_INSTRUCTIONS FOR THE TASK_
Starting at the first item and ending at the one that contains "[380, 650, 1149, 701]", put each item in a Markdown table with two columns: No., holding its row number, and Entry, holding the item itself. Skip any blank lines.
start
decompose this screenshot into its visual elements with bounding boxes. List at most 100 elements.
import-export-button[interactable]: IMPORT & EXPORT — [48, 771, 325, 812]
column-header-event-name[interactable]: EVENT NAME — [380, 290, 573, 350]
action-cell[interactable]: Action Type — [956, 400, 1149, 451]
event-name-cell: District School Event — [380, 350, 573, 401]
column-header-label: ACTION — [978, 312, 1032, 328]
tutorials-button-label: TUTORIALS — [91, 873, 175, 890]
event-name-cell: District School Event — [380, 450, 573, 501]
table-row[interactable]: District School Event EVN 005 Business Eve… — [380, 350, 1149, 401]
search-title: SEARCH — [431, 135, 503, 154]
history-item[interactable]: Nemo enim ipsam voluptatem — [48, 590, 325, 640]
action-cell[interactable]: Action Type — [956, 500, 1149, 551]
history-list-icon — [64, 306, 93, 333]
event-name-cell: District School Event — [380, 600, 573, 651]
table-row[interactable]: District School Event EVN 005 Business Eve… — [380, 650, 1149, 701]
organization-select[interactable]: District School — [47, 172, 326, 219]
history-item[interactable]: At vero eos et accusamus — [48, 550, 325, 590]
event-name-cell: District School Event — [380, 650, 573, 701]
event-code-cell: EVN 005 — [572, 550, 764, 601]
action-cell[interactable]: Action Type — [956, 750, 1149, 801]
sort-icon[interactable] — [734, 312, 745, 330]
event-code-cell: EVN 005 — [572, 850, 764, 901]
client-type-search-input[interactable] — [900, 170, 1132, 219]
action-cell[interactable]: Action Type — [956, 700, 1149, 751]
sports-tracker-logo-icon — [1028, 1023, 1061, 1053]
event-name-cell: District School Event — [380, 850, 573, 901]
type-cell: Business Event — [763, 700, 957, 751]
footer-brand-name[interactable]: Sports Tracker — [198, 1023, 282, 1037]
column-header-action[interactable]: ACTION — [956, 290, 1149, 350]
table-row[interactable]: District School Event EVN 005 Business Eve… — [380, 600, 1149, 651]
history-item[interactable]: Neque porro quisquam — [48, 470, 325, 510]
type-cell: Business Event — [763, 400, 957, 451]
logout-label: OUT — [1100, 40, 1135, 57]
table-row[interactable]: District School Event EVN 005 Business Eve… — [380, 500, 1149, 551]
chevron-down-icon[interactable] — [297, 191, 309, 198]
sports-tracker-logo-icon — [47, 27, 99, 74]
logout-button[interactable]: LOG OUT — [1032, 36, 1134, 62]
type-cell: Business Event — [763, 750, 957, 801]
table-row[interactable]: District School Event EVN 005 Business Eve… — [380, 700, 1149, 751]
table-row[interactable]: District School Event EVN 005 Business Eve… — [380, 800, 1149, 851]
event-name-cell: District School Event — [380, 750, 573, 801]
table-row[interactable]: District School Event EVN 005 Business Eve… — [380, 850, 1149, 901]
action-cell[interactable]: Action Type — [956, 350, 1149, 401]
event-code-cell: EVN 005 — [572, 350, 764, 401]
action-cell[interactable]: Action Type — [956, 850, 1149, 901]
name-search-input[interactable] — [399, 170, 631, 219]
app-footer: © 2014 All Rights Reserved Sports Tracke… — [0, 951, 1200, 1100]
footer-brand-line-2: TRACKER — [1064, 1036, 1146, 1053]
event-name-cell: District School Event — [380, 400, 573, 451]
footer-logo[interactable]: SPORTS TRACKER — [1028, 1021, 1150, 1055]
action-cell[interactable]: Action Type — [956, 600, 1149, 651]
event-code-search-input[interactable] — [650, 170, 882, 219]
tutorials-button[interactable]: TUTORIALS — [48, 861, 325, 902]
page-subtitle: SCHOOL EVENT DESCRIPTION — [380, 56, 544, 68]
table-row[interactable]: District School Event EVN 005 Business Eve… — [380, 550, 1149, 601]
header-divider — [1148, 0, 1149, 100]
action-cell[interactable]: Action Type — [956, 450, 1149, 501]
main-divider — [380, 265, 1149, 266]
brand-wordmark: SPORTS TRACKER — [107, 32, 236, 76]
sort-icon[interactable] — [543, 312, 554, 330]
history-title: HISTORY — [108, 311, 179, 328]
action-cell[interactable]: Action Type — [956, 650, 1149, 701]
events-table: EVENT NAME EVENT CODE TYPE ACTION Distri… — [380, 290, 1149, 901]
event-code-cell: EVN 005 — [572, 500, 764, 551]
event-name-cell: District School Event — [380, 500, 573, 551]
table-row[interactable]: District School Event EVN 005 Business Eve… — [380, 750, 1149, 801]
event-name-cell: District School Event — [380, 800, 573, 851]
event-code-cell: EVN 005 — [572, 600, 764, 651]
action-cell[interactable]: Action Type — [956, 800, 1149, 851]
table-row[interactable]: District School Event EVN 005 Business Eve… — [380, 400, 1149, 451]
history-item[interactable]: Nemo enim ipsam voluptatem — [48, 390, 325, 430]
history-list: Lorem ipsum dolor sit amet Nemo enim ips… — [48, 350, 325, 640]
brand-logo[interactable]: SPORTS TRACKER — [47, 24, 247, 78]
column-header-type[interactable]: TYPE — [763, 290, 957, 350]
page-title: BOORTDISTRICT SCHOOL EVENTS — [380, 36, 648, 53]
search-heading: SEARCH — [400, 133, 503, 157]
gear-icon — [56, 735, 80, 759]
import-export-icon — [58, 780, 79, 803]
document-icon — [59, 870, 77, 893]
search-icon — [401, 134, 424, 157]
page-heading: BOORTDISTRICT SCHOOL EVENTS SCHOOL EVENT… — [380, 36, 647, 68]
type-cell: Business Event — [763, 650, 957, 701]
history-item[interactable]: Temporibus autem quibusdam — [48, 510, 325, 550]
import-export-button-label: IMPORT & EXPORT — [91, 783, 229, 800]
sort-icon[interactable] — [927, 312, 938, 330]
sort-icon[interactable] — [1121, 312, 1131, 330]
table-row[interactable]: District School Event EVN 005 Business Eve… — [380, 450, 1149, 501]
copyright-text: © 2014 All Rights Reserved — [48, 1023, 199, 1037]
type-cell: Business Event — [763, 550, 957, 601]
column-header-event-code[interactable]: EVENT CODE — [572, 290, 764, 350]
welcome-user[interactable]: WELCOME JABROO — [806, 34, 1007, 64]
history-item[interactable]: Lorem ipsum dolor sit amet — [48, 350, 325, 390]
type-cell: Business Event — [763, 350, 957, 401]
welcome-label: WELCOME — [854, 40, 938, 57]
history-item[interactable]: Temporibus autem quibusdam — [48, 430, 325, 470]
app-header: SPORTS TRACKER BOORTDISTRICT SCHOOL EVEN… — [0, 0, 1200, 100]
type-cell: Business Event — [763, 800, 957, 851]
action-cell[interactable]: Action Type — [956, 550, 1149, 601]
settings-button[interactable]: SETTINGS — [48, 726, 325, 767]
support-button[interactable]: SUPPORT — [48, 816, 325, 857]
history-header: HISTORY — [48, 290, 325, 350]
end
_OUTPUT FOR THIS EXERCISE_
| No. | Entry |
|---|---|
| 1 | decompose this screenshot into its visual elements with bounding boxes. List at most 100 elements. |
| 2 | import-export-button[interactable]: IMPORT & EXPORT — [48, 771, 325, 812] |
| 3 | column-header-event-name[interactable]: EVENT NAME — [380, 290, 573, 350] |
| 4 | action-cell[interactable]: Action Type — [956, 400, 1149, 451] |
| 5 | event-name-cell: District School Event — [380, 350, 573, 401] |
| 6 | column-header-label: ACTION — [978, 312, 1032, 328] |
| 7 | tutorials-button-label: TUTORIALS — [91, 873, 175, 890] |
| 8 | event-name-cell: District School Event — [380, 450, 573, 501] |
| 9 | table-row[interactable]: District School Event EVN 005 Business Eve… — [380, 350, 1149, 401] |
| 10 | search-title: SEARCH — [431, 135, 503, 154] |
| 11 | history-item[interactable]: Nemo enim ipsam voluptatem — [48, 590, 325, 640] |
| 12 | action-cell[interactable]: Action Type — [956, 500, 1149, 551] |
| 13 | history-list-icon — [64, 306, 93, 333] |
| 14 | event-name-cell: District School Event — [380, 600, 573, 651] |
| 15 | table-row[interactable]: District School Event EVN 005 Business Eve… — [380, 650, 1149, 701] |